## WRITTEN TASK
Your task is to repeat the listing exactly.

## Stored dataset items
-----

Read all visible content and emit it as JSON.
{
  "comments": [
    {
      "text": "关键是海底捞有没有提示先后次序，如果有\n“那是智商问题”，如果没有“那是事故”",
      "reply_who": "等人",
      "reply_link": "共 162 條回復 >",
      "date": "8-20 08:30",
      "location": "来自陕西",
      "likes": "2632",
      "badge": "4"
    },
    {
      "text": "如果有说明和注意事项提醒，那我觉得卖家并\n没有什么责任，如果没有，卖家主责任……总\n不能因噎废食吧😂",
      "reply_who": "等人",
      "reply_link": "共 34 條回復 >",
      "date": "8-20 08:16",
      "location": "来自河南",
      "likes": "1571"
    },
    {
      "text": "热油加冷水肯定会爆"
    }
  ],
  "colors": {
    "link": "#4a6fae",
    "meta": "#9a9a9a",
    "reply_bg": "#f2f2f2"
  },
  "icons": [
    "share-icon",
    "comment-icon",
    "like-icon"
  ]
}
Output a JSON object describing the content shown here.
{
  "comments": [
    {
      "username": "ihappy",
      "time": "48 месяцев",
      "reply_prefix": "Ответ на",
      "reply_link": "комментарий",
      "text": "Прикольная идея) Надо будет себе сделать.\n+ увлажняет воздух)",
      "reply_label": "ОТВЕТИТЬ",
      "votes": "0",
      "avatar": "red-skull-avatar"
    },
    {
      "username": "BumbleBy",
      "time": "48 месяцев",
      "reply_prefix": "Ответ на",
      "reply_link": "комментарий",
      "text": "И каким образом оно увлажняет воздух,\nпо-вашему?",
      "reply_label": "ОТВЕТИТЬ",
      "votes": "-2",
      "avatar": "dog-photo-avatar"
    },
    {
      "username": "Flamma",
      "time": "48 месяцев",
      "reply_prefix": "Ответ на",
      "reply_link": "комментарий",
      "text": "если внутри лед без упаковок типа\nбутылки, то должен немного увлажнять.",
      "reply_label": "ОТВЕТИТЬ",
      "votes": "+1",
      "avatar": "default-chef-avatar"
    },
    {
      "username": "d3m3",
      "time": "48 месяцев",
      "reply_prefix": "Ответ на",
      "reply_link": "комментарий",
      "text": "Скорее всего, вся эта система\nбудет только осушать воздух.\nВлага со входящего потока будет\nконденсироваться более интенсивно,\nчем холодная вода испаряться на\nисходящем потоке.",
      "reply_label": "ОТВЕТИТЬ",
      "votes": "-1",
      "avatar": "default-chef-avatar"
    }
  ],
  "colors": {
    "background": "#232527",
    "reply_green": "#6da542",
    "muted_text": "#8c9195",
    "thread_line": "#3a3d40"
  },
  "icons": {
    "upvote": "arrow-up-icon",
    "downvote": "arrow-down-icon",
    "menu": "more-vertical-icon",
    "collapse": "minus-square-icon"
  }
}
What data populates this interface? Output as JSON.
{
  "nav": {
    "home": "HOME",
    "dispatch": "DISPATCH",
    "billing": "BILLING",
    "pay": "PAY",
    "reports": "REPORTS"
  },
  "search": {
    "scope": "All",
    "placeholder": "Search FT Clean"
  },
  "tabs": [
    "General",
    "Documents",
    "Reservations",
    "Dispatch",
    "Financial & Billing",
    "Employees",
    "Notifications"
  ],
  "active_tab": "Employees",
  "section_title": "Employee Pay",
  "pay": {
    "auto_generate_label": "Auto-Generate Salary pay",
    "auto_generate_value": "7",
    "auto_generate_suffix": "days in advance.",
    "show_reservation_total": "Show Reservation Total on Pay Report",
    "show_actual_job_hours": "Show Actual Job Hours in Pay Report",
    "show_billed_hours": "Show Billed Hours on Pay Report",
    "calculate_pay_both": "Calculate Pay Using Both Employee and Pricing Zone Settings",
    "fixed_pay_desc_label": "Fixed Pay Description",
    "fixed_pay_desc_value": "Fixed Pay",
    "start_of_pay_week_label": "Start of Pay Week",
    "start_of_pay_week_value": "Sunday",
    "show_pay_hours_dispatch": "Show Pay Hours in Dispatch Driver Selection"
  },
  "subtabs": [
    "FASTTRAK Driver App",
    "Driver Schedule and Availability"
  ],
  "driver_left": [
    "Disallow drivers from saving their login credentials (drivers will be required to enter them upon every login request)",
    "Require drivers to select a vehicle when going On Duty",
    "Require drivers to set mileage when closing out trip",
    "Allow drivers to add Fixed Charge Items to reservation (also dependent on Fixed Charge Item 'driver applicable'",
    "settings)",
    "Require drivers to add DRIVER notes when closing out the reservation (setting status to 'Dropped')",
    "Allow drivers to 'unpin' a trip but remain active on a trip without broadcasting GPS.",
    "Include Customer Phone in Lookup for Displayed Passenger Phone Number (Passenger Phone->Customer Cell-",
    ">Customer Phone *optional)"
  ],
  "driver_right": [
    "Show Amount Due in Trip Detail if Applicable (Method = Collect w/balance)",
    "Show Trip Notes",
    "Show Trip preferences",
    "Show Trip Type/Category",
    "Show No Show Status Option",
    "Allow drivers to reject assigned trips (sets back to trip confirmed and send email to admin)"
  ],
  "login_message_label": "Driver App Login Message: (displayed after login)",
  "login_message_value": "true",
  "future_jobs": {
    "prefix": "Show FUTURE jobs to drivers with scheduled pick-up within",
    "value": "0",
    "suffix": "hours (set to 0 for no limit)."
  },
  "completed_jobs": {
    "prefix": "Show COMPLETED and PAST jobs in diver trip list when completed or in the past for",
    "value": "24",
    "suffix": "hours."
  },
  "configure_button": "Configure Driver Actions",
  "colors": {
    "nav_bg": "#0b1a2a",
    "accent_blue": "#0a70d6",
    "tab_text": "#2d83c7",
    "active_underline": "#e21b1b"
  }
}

-----

## RIGHT ANSWER
Read all visible content and emit it as JSON.
{
  "comments": [
    {
      "text": "关键是海底捞有没有提示先后次序，如果有\n“那是智商问题”，如果没有“那是事故”",
      "reply_who": "等人",
      "reply_link": "共 162 條回復 >",
      "date": "8-20 08:30",
      "location": "来自陕西",
      "likes": "2632",
      "badge": "4"
    },
    {
      "text": "如果有说明和注意事项提醒，那我觉得卖家并\n没有什么责任，如果没有，卖家主责任……总\n不能因噎废食吧😂",
      "reply_who": "等人",
      "reply_link": "共 34 條回復 >",
      "date": "8-20 08:16",
      "location": "来自河南",
      "likes": "1571"
    },
    {
      "text": "热油加冷水肯定会爆"
    }
  ],
  "colors": {
    "link": "#4a6fae",
    "meta": "#9a9a9a",
    "reply_bg": "#f2f2f2"
  },
  "icons": [
    "share-icon",
    "comment-icon",
    "like-icon"
  ]
}
Output a JSON object describing the content shown here.
{
  "comments": [
    {
      "username": "ihappy",
      "time": "48 месяцев",
      "reply_prefix": "Ответ на",
      "reply_link": "комментарий",
      "text": "Прикольная идея) Надо будет себе сделать.\n+ увлажняет воздух)",
      "reply_label": "ОТВЕТИТЬ",
      "votes": "0",
      "avatar": "red-skull-avatar"
    },
    {
      "username": "BumbleBy",
      "time": "48 месяцев",
      "reply_prefix": "Ответ на",
      "reply_link": "комментарий",
      "text": "И каким образом оно увлажняет воздух,\nпо-вашему?",
      "reply_label": "ОТВЕТИТЬ",
      "votes": "-2",
      "avatar": "dog-photo-avatar"
    },
    {
      "username": "Flamma",
      "time": "48 месяцев",
      "reply_prefix": "Ответ на",
      "reply_link": "комментарий",
      "text": "если внутри лед без упаковок типа\nбутылки, то должен немного увлажнять.",
      "reply_label": "ОТВЕТИТЬ",
      "votes": "+1",
      "avatar": "default-chef-avatar"
    },
    {
      "username": "d3m3",
      "time": "48 месяцев",
      "reply_prefix": "Ответ на",
      "reply_link": "комментарий",
      "text": "Скорее всего, вся эта система\nбудет только осушать воздух.\nВлага со входящего потока будет\nконденсироваться более интенсивно,\nчем холодная вода испаряться на\nисходящем потоке.",
      "reply_label": "ОТВЕТИТЬ",
      "votes": "-1",
      "avatar": "default-chef-avatar"
    }
  ],
  "colors": {
    "background": "#232527",
    "reply_green": "#6da542",
    "muted_text": "#8c9195",
    "thread_line": "#3a3d40"
  },
  "icons": {
    "upvote": "arrow-up-icon",
    "downvote": "arrow-down-icon",
    "menu": "more-vertical-icon",
    "collapse": "minus-square-icon"
  }
}
What data populates this interface? Output as JSON.
{
  "nav": {
    "home": "HOME",
    "dispatch": "DISPATCH",
    "billing": "BILLING",
    "pay": "PAY",
    "reports": "REPORTS"
  },
  "search": {
    "scope": "All",
    "placeholder": "Search FT Clean"
  },
  "tabs": [
    "General",
    "Documents",
    "Reservations",
    "Dispatch",
    "Financial & Billing",
    "Employees",
    "Notifications"
  ],
  "active_tab": "Employees",
  "section_title": "Employee Pay",
  "pay": {
    "auto_generate_label": "Auto-Generate Salary pay",
    "auto_generate_value": "7",
    "auto_generate_suffix": "days in advance.",
    "show_reservation_total": "Show Reservation Total on Pay Report",
    "show_actual_job_hours": "Show Actual Job Hours in Pay Report",
    "show_billed_hours": "Show Billed Hours on Pay Report",
    "calculate_pay_both": "Calculate Pay Using Both Employee and Pricing Zone Settings",
    "fixed_pay_desc_label": "Fixed Pay Description",
    "fixed_pay_desc_value": "Fixed Pay",
    "start_of_pay_week_label": "Start of Pay Week",
    "start_of_pay_week_value": "Sunday",
    "show_pay_hours_dispatch": "Show Pay Hours in Dispatch Driver Selection"
  },
  "subtabs": [
    "FASTTRAK Driver App",
    "Driver Schedule and Availability"
  ],
  "driver_left": [
    "Disallow drivers from saving their login credentials (drivers will be required to enter them upon every login request)",
    "Require drivers to select a vehicle when going On Duty",
    "Require drivers to set mileage when closing out trip",
    "Allow drivers to add Fixed Charge Items to reservation (also dependent on Fixed Charge Item 'driver applicable'",
    "settings)",
    "Require drivers to add DRIVER notes when closing out the reservation (setting status to 'Dropped')",
    "Allow drivers to 'unpin' a trip but remain active on a trip without broadcasting GPS.",
    "Include Customer Phone in Lookup for Displayed Passenger Phone Number (Passenger Phone->Customer Cell-",
    ">Customer Phone *optional)"
  ],
  "driver_right": [
    "Show Amount Due in Trip Detail if Applicable (Method = Collect w/balance)",
    "Show Trip Notes",
    "Show Trip preferences",
    "Show Trip Type/Category",
    "Show No Show Status Option",
    "Allow drivers to reject assigned trips (sets back to trip confirmed and send email to admin)"
  ],
  "login_message_label": "Driver App Login Message: (displayed after login)",
  "login_message_value": "true",
  "future_jobs": {
    "prefix": "Show FUTURE jobs to drivers with scheduled pick-up within",
    "value": "0",
    "suffix": "hours (set to 0 for no limit)."
  },
  "completed_jobs": {
    "prefix": "Show COMPLETED and PAST jobs in diver trip list when completed or in the past for",
    "value": "24",
    "suffix": "hours."
  },
  "configure_button": "Configure Driver Actions",
  "colors": {
    "nav_bg": "#0b1a2a",
    "accent_blue": "#0a70d6",
    "tab_text": "#2d83c7",
    "active_underline": "#e21b1b"
  }
}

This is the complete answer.